(Stored data entries)
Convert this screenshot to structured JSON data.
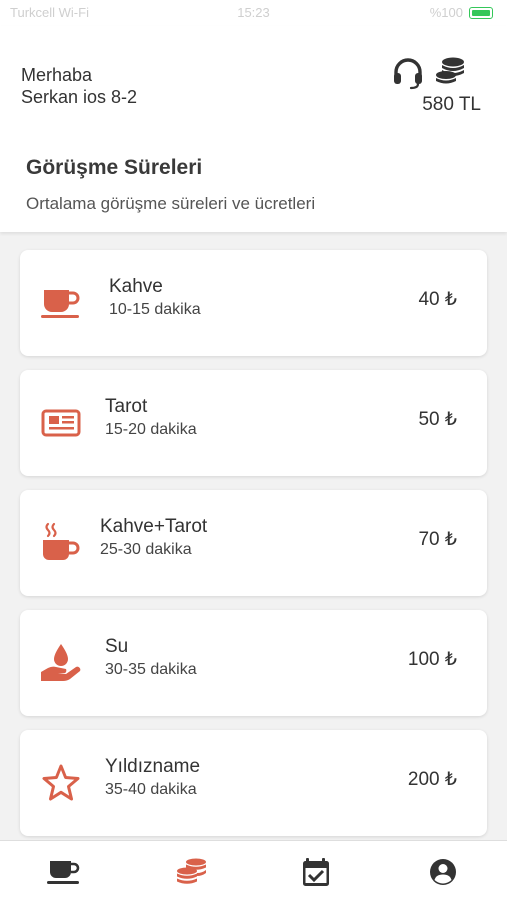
{
  "status_bar": {
    "carrier": "Turkcell Wi-Fi",
    "time": "15:23",
    "battery": "%100"
  },
  "header": {
    "greeting": "Merhaba",
    "user_name": "Serkan ios 8-2",
    "balance": "580 TL",
    "section_title": "Görüşme Süreleri",
    "section_subtitle": "Ortalama görüşme süreleri ve ücretleri"
  },
  "services": [
    {
      "name": "Kahve",
      "duration": "10-15 dakika",
      "price": "40 ₺",
      "icon": "coffee-cup-icon"
    },
    {
      "name": "Tarot",
      "duration": "15-20 dakika",
      "price": "50 ₺",
      "icon": "newspaper-icon"
    },
    {
      "name": "Kahve+Tarot",
      "duration": "25-30 dakika",
      "price": "70 ₺",
      "icon": "hot-mug-icon"
    },
    {
      "name": "Su",
      "duration": "30-35 dakika",
      "price": "100 ₺",
      "icon": "hand-water-drop-icon"
    },
    {
      "name": "Yıldızname",
      "duration": "35-40 dakika",
      "price": "200 ₺",
      "icon": "star-icon"
    }
  ],
  "bottom_nav": [
    {
      "icon": "coffee-icon",
      "active": false
    },
    {
      "icon": "coins-icon",
      "active": true
    },
    {
      "icon": "calendar-check-icon",
      "active": false
    },
    {
      "icon": "user-circle-icon",
      "active": false
    }
  ],
  "colors": {
    "accent": "#d9614a",
    "icon_dark": "#333333",
    "background": "#f2f2f2",
    "card": "#ffffff"
  }
}
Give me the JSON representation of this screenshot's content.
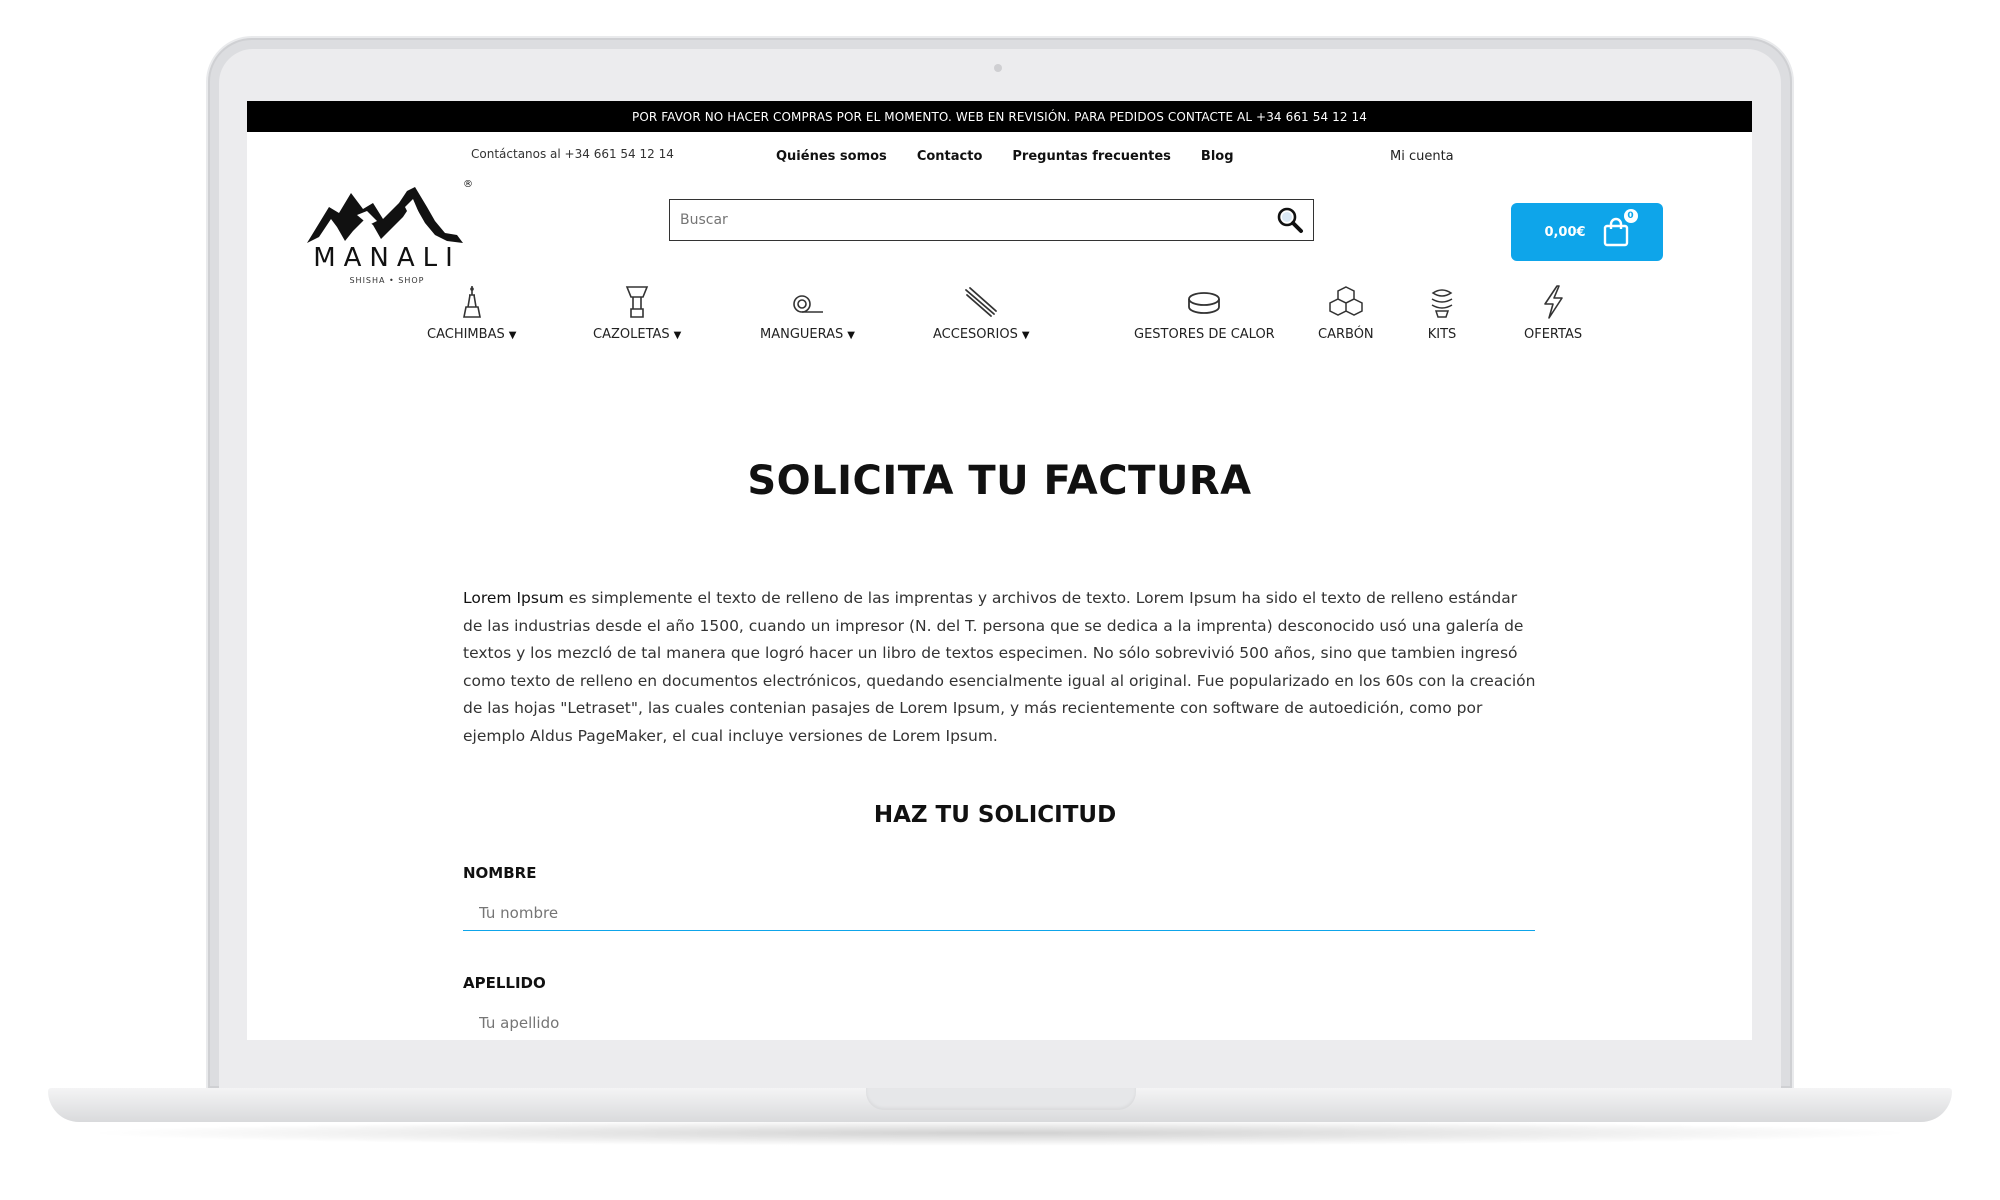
{
  "announcement": "POR FAVOR NO HACER COMPRAS POR EL MOMENTO. WEB EN REVISIÓN. PARA PEDIDOS CONTACTE AL +34 661 54 12 14",
  "header": {
    "contact_text": "Contáctanos al +34 661 54 12 14",
    "nav": [
      "Quiénes somos",
      "Contacto",
      "Preguntas frecuentes",
      "Blog"
    ],
    "account": "Mi cuenta",
    "logo": {
      "brand": "MANALI",
      "sub": "SHISHA • SHOP",
      "reg": "®"
    },
    "search": {
      "placeholder": "Buscar",
      "icon": "search-icon"
    },
    "cart": {
      "total": "0,00€",
      "count": "0",
      "icon": "shopping-bag-icon",
      "color": "#0ea5ea"
    }
  },
  "categories": [
    {
      "label": "CACHIMBAS",
      "has_dropdown": true,
      "icon": "hookah-icon"
    },
    {
      "label": "CAZOLETAS",
      "has_dropdown": true,
      "icon": "bowl-icon"
    },
    {
      "label": "MANGUERAS",
      "has_dropdown": true,
      "icon": "hose-icon"
    },
    {
      "label": "ACCESORIOS",
      "has_dropdown": true,
      "icon": "tongs-icon"
    },
    {
      "label": "GESTORES DE CALOR",
      "has_dropdown": false,
      "icon": "heat-manager-icon"
    },
    {
      "label": "CARBÓN",
      "has_dropdown": false,
      "icon": "charcoal-cubes-icon"
    },
    {
      "label": "KITS",
      "has_dropdown": false,
      "icon": "kit-icon"
    },
    {
      "label": "OFERTAS",
      "has_dropdown": false,
      "icon": "lightning-icon"
    }
  ],
  "main": {
    "title": "SOLICITA TU FACTURA",
    "paragraph_lead": "Lorem Ipsum",
    "paragraph_rest": " es simplemente el texto de relleno de las imprentas y archivos de texto. Lorem Ipsum ha sido el texto de relleno estándar de las industrias desde el año 1500, cuando un impresor (N. del T. persona que se dedica a la imprenta) desconocido usó una galería de textos y los mezcló de tal manera que logró hacer un libro de textos especimen. No sólo sobrevivió 500 años, sino que tambien ingresó como texto de relleno en documentos electrónicos, quedando esencialmente igual al original. Fue popularizado en los 60s con la creación de las hojas \"Letraset\", las cuales contenian pasajes de Lorem Ipsum, y más recientemente con software de autoedición, como por ejemplo Aldus PageMaker, el cual incluye versiones de Lorem Ipsum.",
    "form_title": "HAZ TU SOLICITUD",
    "fields": [
      {
        "label": "NOMBRE",
        "placeholder": "Tu nombre"
      },
      {
        "label": "APELLIDO",
        "placeholder": "Tu apellido"
      }
    ]
  }
}
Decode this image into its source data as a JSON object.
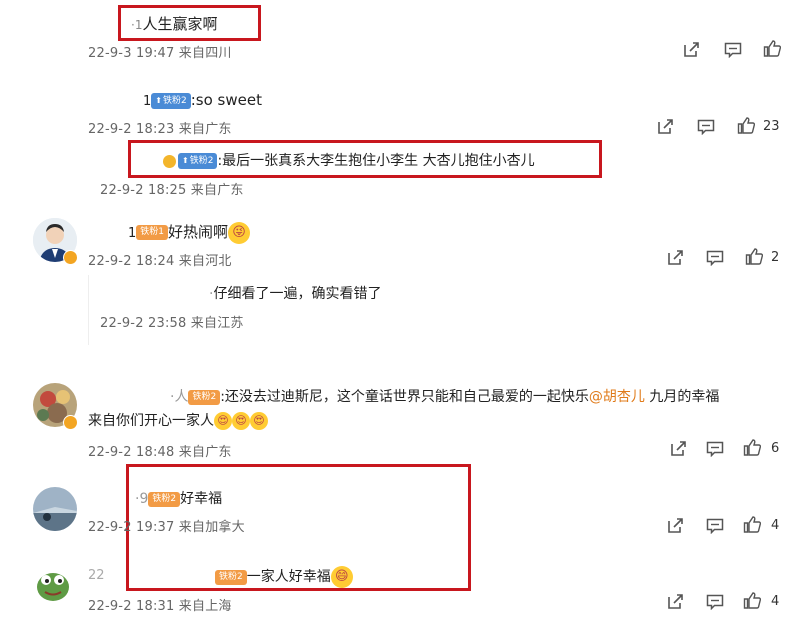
{
  "comments": [
    {
      "text": "人生赢家啊",
      "prefix": "·1",
      "meta": "22-9-3 19:47 来自四川"
    },
    {
      "prefix": "1",
      "badge": "铁粉2",
      "text": ":so sweet",
      "meta": "22-9-2 18:23 来自广东",
      "likes": "23"
    },
    {
      "badge": "铁粉2",
      "text": ":最后一张真系大李生抱住小李生 大杏儿抱住小杏儿",
      "meta": "22-9-2 18:25 来自广东"
    },
    {
      "prefix": "1",
      "badge": "铁粉1",
      "text": "好热闹啊",
      "meta": "22-9-2 18:24 来自河北",
      "likes": "2"
    },
    {
      "text": "仔细看了一遍，确实看错了",
      "prefix": "·",
      "meta": "22-9-2 23:58 来自江苏"
    },
    {
      "prefix": "·人",
      "badge": "铁粉2",
      "text_a": ":还没去过迪斯尼，这个童话世界只能和自己最爱的一起快乐",
      "mention": "@胡杏儿",
      "text_b": " 九月的幸福",
      "text_line2": "来自你们开心一家人",
      "meta": "22-9-2 18:48 来自广东",
      "likes": "6"
    },
    {
      "prefix": "·9",
      "badge": "铁粉2",
      "text": "好幸福",
      "meta": "22-9-2 19:37 来自加拿大",
      "likes": "4"
    },
    {
      "badge": "铁粉2",
      "text": "一家人好幸福",
      "meta": "22-9-2 18:31 来自上海",
      "prefix": "22",
      "likes": "4"
    }
  ]
}
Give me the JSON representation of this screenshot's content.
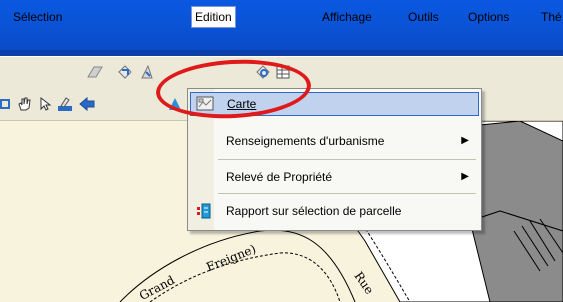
{
  "menubar": {
    "items": [
      {
        "label": "Sélection"
      },
      {
        "label": "Edition"
      },
      {
        "label": "Affichage"
      },
      {
        "label": "Outils"
      },
      {
        "label": "Options"
      },
      {
        "label": "Thé"
      }
    ]
  },
  "dropdown": {
    "items": [
      {
        "label": "Carte",
        "icon": "map-icon"
      },
      {
        "label": "Renseignements d'urbanisme",
        "icon": "none",
        "submenu": "▶"
      },
      {
        "label": "Relevé de Propriété",
        "icon": "none",
        "submenu": "▶"
      },
      {
        "label": "Rapport sur sélection de parcelle",
        "icon": "report-icon"
      }
    ]
  },
  "map": {
    "labels": [
      "Grand",
      "Freigne)",
      "Rue"
    ]
  },
  "colors": {
    "titlebar": "#0a58e0",
    "menubar": "#ece9d8",
    "highlight": "#c1d2ee",
    "annotation": "#e01a1a"
  }
}
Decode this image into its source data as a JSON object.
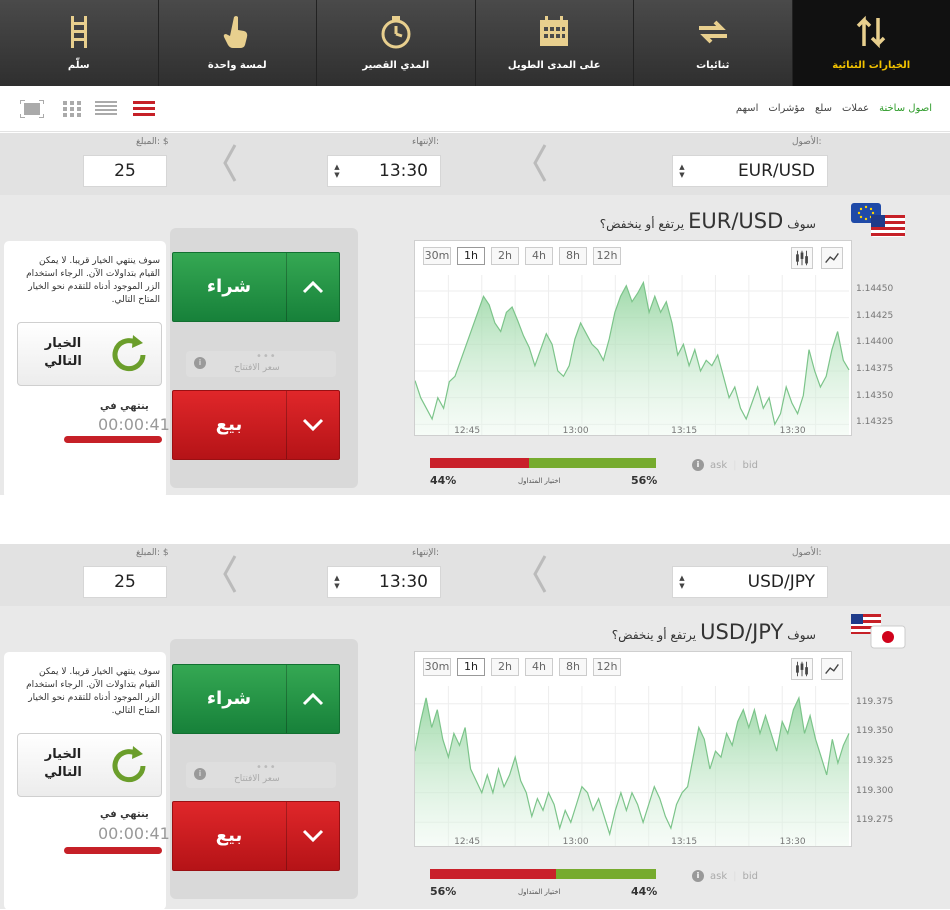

*Job*: Exclude the pictures. Write out the remaining data exactly.

*Result of the exercise*:
Convert this screenshot to structured JSON data.
{
  "status_bar": {
    "carrier": "Turkcell Wi-Fi",
    "time": "15:23",
    "battery": "%100"
  },
  "header": {
    "greeting": "Merhaba",
    "user_name": "Serkan ios 8-2",
    "balance": "580 TL",
    "section_title": "Görüşme Süreleri",
    "section_subtitle": "Ortalama görüşme süreleri ve ücretleri"
  },
  "services": [
    {
      "name": "Kahve",
      "duration": "10-15 dakika",
      "price": "40 ₺",
      "icon": "coffee-cup-icon"
    },
    {
      "name": "Tarot",
      "duration": "15-20 dakika",
      "price": "50 ₺",
      "icon": "newspaper-icon"
    },
    {
      "name": "Kahve+Tarot",
      "duration": "25-30 dakika",
      "price": "70 ₺",
      "icon": "hot-mug-icon"
    },
    {
      "name": "Su",
      "duration": "30-35 dakika",
      "price": "100 ₺",
      "icon": "hand-water-drop-icon"
    },
    {
      "name": "Yıldızname",
      "duration": "35-40 dakika",
      "price": "200 ₺",
      "icon": "star-icon"
    }
  ],
  "bottom_nav": [
    {
      "icon": "coffee-icon",
      "active": false
    },
    {
      "icon": "coins-icon",
      "active": true
    },
    {
      "icon": "calendar-check-icon",
      "active": false
    },
    {
      "icon": "user-circle-icon",
      "active": false
    }
  ],
  "colors": {
    "accent": "#d9614a",
    "icon_dark": "#333333",
    "background": "#f2f2f2",
    "card": "#ffffff"
  }
}
Give me the JSON representation of this screenshot's content.
{
  "announcement": "POR FAVOR NO HACER COMPRAS POR EL MOMENTO. WEB EN REVISIÓN. PARA PEDIDOS CONTACTE AL +34 661 54 12 14",
  "header": {
    "contact_text": "Contáctanos al +34 661 54 12 14",
    "nav": [
      "Quiénes somos",
      "Contacto",
      "Preguntas frecuentes",
      "Blog"
    ],
    "account": "Mi cuenta",
    "logo": {
      "brand": "MANALI",
      "sub": "SHISHA • SHOP",
      "reg": "®"
    },
    "search": {
      "placeholder": "Buscar",
      "icon": "search-icon"
    },
    "cart": {
      "total": "0,00€",
      "count": "0",
      "icon": "shopping-bag-icon",
      "color": "#0ea5ea"
    }
  },
  "categories": [
    {
      "label": "CACHIMBAS",
      "has_dropdown": true,
      "icon": "hookah-icon"
    },
    {
      "label": "CAZOLETAS",
      "has_dropdown": true,
      "icon": "bowl-icon"
    },
    {
      "label": "MANGUERAS",
      "has_dropdown": true,
      "icon": "hose-icon"
    },
    {
      "label": "ACCESORIOS",
      "has_dropdown": true,
      "icon": "tongs-icon"
    },
    {
      "label": "GESTORES DE CALOR",
      "has_dropdown": false,
      "icon": "heat-manager-icon"
    },
    {
      "label": "CARBÓN",
      "has_dropdown": false,
      "icon": "charcoal-cubes-icon"
    },
    {
      "label": "KITS",
      "has_dropdown": false,
      "icon": "kit-icon"
    },
    {
      "label": "OFERTAS",
      "has_dropdown": false,
      "icon": "lightning-icon"
    }
  ],
  "main": {
    "title": "SOLICITA TU FACTURA",
    "paragraph_lead": "Lorem Ipsum",
    "paragraph_rest": " es simplemente el texto de relleno de las imprentas y archivos de texto. Lorem Ipsum ha sido el texto de relleno estándar de las industrias desde el año 1500, cuando un impresor (N. del T. persona que se dedica a la imprenta) desconocido usó una galería de textos y los mezcló de tal manera que logró hacer un libro de textos especimen. No sólo sobrevivió 500 años, sino que tambien ingresó como texto de relleno en documentos electrónicos, quedando esencialmente igual al original. Fue popularizado en los 60s con la creación de las hojas \"Letraset\", las cuales contenian pasajes de Lorem Ipsum, y más recientemente con software de autoedición, como por ejemplo Aldus PageMaker, el cual incluye versiones de Lorem Ipsum.",
    "form_title": "HAZ TU SOLICITUD",
    "fields": [
      {
        "label": "NOMBRE",
        "placeholder": "Tu nombre"
      },
      {
        "label": "APELLIDO",
        "placeholder": "Tu apellido"
      }
    ]
  }
}
Decode this image into its source data as a JSON object.
{
  "comments": [
    {
      "text": "人生赢家啊",
      "prefix": "·1",
      "meta": "22-9-3 19:47 来自四川"
    },
    {
      "prefix": "1",
      "badge": "铁粉2",
      "text": ":so sweet",
      "meta": "22-9-2 18:23 来自广东",
      "likes": "23"
    },
    {
      "badge": "铁粉2",
      "text": ":最后一张真系大李生抱住小李生 大杏儿抱住小杏儿",
      "meta": "22-9-2 18:25 来自广东"
    },
    {
      "prefix": "1",
      "badge": "铁粉1",
      "text": "好热闹啊",
      "meta": "22-9-2 18:24 来自河北",
      "likes": "2"
    },
    {
      "text": "仔细看了一遍，确实看错了",
      "prefix": "·",
      "meta": "22-9-2 23:58 来自江苏"
    },
    {
      "prefix": "·人",
      "badge": "铁粉2",
      "text_a": ":还没去过迪斯尼，这个童话世界只能和自己最爱的一起快乐",
      "mention": "@胡杏儿",
      "text_b": " 九月的幸福",
      "text_line2": "来自你们开心一家人",
      "meta": "22-9-2 18:48 来自广东",
      "likes": "6"
    },
    {
      "prefix": "·9",
      "badge": "铁粉2",
      "text": "好幸福",
      "meta": "22-9-2 19:37 来自加拿大",
      "likes": "4"
    },
    {
      "badge": "铁粉2",
      "text": "一家人好幸福",
      "meta": "22-9-2 18:31 来自上海",
      "prefix": "22",
      "likes": "4"
    }
  ]
}
Give me the JSON representation of this screenshot's content.
{
  "menubar": {
    "items": [
      {
        "label": "Sélection"
      },
      {
        "label": "Edition"
      },
      {
        "label": "Affichage"
      },
      {
        "label": "Outils"
      },
      {
        "label": "Options"
      },
      {
        "label": "Thé"
      }
    ]
  },
  "dropdown": {
    "items": [
      {
        "label": "Carte",
        "icon": "map-icon"
      },
      {
        "label": "Renseignements d'urbanisme",
        "icon": "none",
        "submenu": "▶"
      },
      {
        "label": "Relevé de Propriété",
        "icon": "none",
        "submenu": "▶"
      },
      {
        "label": "Rapport sur sélection de parcelle",
        "icon": "report-icon"
      }
    ]
  },
  "map": {
    "labels": [
      "Grand",
      "Freigne)",
      "Rue"
    ]
  },
  "colors": {
    "titlebar": "#0a58e0",
    "menubar": "#ece9d8",
    "highlight": "#c1d2ee",
    "annotation": "#e01a1a"
  }
}
Decode this image into its source data as a JSON object.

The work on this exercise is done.